Всего несколько лет тому назад именно вышепоименованные критики составляли авторское литературное ядро “Известий”, “Московских новостей”, “Огонька”, а в “Литературной газете” к ним присоединялись еще и Алла Латынина, Алла Марченко, в “Книжном обозрении” — Татьяна Иванова, Поэль Карп, кажется... Славное было время, жаль, что быстро промелькнуло, да и статьи — будем смотреть на вещи прямо — остались в золотом газетном фонде перестроечной эпохи.
Конечно, при таком повороте разговора надо бы повторить известно какую цитату про “людей, о коих не сужу, затем что к ним принадлежу”. Заранее принимаю все упреки, ибо отношусь к данным заметкам как к попытке самоопределения, права на которое критика отстаивает издавна.

Задание A:
Процитируйте из текста для чтения фрагмент, который открывается словами «Всего несколько лет» и закрывается словами «критика отстаивает издавна.».

Перечень записей:
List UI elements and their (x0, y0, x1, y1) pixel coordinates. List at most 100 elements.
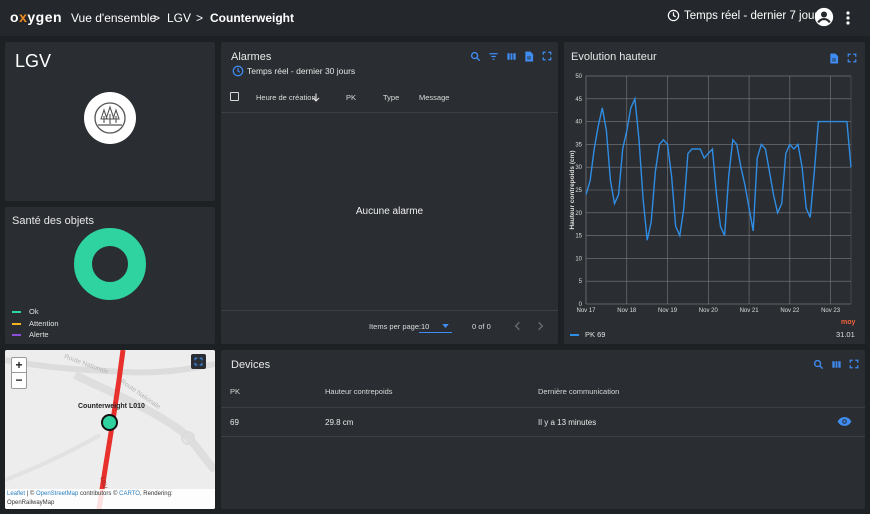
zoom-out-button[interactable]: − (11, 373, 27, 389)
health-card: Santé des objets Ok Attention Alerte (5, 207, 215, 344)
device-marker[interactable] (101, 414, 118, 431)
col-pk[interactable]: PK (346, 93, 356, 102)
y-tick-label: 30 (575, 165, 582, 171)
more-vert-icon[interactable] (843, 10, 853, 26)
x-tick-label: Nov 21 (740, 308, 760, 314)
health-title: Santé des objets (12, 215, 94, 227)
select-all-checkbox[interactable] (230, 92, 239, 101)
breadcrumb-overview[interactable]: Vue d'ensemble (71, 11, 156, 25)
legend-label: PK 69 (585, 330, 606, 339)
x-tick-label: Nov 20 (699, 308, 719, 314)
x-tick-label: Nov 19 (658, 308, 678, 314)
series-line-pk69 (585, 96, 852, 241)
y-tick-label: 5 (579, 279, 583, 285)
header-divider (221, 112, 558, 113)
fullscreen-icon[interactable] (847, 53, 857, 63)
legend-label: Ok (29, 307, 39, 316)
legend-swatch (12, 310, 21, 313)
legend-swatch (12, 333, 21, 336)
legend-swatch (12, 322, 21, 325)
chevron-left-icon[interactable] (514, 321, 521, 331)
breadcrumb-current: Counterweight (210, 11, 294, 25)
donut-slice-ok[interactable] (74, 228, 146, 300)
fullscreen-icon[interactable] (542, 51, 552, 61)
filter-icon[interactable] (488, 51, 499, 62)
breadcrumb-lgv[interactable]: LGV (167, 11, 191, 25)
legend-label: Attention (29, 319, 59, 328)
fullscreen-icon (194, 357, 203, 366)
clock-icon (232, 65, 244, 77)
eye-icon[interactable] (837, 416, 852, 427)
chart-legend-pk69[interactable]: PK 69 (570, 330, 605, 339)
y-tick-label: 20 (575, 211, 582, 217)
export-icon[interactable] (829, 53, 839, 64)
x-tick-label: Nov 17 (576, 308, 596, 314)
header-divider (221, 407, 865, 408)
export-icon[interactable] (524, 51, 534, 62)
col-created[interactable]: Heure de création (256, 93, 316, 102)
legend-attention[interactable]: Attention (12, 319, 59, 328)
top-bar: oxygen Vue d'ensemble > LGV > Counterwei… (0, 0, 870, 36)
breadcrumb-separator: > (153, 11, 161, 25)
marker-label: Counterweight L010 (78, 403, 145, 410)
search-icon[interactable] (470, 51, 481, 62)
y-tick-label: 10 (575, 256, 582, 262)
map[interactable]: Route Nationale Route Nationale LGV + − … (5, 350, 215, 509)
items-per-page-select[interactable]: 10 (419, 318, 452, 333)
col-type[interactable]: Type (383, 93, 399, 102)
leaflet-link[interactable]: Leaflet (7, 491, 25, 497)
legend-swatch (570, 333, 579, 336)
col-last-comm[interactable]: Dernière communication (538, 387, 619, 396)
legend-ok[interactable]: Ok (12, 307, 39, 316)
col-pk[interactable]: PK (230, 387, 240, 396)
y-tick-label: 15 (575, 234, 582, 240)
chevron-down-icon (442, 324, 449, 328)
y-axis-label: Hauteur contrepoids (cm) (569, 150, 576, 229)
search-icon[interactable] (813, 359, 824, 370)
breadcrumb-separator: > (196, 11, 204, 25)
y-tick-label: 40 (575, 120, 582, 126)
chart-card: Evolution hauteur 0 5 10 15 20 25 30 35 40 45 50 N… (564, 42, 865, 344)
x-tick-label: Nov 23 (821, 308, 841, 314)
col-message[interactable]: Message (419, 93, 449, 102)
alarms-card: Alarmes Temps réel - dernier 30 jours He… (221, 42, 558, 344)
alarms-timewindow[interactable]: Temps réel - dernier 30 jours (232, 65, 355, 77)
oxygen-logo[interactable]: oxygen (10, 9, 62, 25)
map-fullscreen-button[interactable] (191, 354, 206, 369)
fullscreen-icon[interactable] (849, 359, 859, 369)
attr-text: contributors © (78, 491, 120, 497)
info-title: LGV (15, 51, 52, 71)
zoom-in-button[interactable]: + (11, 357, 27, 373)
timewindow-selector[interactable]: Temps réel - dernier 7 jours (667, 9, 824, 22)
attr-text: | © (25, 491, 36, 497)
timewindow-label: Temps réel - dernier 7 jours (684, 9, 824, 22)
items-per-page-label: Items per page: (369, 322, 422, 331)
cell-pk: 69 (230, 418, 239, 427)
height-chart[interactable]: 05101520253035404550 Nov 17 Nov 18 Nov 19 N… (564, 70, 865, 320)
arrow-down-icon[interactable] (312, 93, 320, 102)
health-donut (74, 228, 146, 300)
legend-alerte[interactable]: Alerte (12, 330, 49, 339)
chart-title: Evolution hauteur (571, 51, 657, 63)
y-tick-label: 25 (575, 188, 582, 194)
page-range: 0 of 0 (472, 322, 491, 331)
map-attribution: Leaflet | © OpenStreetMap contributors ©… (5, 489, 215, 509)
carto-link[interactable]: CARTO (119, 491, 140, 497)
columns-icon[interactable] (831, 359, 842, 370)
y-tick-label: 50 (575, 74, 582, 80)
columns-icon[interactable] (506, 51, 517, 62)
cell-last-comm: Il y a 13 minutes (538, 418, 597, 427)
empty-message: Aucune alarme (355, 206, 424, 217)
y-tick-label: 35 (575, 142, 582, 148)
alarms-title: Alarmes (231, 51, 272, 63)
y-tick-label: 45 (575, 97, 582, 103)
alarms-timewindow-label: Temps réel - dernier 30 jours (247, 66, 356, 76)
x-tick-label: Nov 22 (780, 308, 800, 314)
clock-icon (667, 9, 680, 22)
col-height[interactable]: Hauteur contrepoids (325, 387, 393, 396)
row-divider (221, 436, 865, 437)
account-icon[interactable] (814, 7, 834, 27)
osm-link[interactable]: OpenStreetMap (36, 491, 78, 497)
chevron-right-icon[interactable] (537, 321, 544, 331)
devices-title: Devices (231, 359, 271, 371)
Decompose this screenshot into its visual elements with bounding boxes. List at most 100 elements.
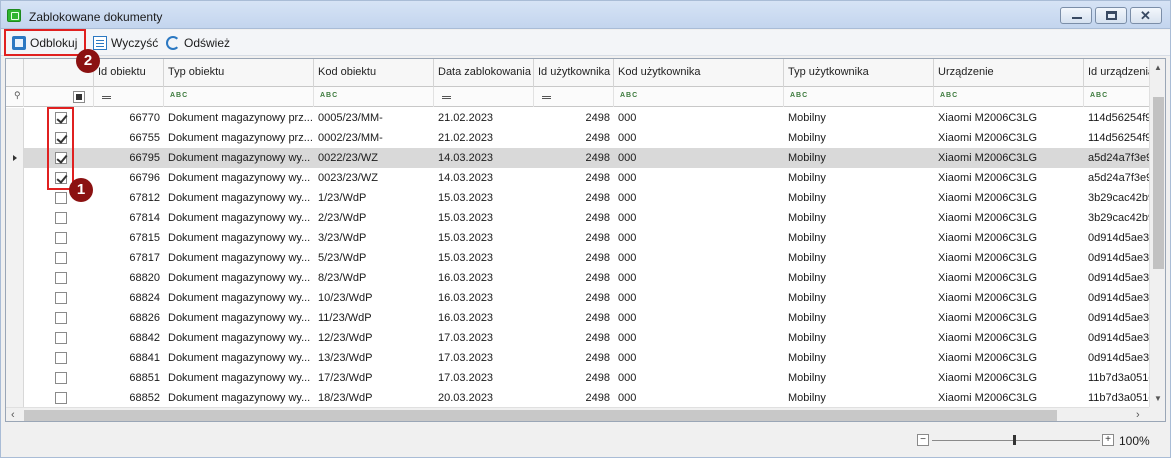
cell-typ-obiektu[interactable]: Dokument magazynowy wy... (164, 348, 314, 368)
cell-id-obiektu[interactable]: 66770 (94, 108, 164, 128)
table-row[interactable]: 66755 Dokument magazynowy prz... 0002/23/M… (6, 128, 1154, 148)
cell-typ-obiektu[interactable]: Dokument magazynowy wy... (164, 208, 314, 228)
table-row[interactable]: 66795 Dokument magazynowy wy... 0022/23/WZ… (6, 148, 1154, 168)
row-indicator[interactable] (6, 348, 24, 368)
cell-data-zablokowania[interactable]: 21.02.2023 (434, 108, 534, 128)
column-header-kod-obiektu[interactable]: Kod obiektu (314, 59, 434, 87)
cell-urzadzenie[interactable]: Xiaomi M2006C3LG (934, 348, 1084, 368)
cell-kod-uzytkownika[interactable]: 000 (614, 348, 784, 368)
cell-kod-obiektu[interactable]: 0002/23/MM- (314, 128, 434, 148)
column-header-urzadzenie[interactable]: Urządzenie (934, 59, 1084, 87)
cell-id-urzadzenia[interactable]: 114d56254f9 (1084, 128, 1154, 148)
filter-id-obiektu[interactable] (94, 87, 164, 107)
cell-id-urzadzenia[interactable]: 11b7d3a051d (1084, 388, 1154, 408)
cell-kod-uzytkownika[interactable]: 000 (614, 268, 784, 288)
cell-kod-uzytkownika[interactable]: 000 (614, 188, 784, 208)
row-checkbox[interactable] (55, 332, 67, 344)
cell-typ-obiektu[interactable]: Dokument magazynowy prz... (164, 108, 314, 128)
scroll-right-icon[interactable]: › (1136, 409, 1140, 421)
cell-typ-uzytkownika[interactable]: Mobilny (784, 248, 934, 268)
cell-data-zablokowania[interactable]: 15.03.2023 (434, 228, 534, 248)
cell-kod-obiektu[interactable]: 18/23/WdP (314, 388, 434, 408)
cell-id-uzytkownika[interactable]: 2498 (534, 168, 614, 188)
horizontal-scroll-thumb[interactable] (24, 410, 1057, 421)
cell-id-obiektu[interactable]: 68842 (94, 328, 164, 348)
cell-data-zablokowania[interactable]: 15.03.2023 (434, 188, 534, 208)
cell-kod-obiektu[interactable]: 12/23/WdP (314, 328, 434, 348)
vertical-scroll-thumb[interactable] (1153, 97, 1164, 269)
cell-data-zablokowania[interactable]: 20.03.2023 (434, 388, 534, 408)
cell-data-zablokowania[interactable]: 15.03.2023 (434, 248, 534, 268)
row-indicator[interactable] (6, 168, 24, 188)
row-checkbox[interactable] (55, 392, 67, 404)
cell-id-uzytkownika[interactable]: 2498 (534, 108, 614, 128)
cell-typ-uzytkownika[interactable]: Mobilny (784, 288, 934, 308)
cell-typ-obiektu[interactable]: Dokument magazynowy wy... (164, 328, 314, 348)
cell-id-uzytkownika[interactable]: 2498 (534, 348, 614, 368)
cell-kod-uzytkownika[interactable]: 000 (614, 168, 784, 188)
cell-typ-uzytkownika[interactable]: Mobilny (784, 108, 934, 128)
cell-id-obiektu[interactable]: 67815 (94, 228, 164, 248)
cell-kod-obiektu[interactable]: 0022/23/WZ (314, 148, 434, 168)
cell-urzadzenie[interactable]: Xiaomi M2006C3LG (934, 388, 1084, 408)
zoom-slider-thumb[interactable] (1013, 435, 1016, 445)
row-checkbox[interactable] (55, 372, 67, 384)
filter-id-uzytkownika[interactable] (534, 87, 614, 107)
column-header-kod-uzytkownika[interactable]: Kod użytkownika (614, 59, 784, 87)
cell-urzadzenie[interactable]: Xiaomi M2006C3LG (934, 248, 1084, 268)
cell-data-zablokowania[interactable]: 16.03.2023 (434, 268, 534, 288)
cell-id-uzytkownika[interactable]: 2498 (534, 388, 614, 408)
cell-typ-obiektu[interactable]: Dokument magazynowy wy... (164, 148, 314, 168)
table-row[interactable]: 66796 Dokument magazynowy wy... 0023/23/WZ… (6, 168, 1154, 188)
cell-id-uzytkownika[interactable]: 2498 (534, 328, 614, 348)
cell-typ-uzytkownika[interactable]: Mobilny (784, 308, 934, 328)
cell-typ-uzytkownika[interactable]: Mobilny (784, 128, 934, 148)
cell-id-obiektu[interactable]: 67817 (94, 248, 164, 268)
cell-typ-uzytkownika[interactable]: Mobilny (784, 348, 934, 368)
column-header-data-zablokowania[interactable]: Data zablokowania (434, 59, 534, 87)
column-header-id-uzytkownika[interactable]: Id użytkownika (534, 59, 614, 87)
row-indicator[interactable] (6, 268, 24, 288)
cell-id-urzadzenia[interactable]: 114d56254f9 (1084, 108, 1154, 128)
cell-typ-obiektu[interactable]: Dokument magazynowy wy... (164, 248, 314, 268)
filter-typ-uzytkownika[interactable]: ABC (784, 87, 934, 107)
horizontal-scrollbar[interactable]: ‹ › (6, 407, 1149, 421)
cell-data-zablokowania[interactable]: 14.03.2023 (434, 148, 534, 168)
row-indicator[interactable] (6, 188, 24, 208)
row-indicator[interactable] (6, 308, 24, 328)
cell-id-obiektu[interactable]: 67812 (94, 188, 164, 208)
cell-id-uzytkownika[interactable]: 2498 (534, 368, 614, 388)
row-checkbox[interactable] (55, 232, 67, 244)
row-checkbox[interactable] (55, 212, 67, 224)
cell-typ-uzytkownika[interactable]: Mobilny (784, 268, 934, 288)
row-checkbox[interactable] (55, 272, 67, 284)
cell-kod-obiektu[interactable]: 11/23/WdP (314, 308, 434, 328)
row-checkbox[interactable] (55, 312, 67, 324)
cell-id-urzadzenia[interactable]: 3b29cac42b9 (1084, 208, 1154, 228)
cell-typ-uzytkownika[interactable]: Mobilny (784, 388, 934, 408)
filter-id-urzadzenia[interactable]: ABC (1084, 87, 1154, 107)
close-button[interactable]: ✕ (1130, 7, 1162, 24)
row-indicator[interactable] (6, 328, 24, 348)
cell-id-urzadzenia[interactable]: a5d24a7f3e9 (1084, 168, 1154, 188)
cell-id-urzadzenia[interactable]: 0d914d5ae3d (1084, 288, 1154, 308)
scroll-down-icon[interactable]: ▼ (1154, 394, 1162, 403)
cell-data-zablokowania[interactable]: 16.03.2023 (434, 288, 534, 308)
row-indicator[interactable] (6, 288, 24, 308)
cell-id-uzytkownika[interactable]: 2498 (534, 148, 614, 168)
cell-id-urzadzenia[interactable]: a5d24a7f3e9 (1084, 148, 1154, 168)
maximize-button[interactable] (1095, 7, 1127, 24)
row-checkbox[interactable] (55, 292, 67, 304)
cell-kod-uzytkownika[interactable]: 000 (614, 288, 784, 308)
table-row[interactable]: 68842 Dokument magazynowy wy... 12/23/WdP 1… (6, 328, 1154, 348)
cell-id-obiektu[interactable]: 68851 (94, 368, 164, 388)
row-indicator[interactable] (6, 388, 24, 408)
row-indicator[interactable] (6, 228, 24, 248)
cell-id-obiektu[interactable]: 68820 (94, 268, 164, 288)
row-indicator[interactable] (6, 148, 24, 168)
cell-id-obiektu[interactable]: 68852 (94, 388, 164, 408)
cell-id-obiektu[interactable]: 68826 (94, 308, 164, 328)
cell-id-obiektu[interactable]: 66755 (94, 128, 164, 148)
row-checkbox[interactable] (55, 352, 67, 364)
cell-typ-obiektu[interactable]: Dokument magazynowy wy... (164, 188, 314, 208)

Задание B:
Перепишите часть записей от строки, содержащей «348, 314, 368)», до строки, содержащей «table-row[interactable]: 66795 Dokument», включительно. В ней поставьте «cell-typ-dokumentu» вместо «cell-typ-obiektu», ничего больше не меняйте и не выводите другие строки.

Решение A:
Всего несколько лет тому назад именно вышепоименованные критики составляли авторское литературное ядро “Известий”, “Московских новостей”, “Огонька”, а в “Литературной газете” к ним присоединялись еще и Алла Латынина, Алла Марченко, в “Книжном обозрении” — Татьяна Иванова, Поэль Карп, кажется... Славное было время, жаль, что быстро промелькнуло, да и статьи — будем смотреть на вещи прямо — остались в золотом газетном фонде перестроечной эпохи.
Конечно, при таком повороте разговора надо бы повторить известно какую цитату про “людей, о коих не сужу, затем что к ним принадлежу”. Заранее принимаю все упреки, ибо отношусь к данным заметкам как к попытке самоопределения, права на которое критика отстаивает издавна.

Решение B:
cell-typ-dokumentu[interactable]: Dokument magazynowy wy... (164, 348, 314, 368)
cell-id-obiektu[interactable]: 66770 (94, 108, 164, 128)
table-row[interactable]: 66755 Dokument magazynowy prz... 0002/23/M… (6, 128, 1154, 148)
cell-typ-dokumentu[interactable]: Dokument magazynowy wy... (164, 208, 314, 228)
table-row[interactable]: 66795 Dokument magazynowy wy... 0022/23/WZ… (6, 148, 1154, 168)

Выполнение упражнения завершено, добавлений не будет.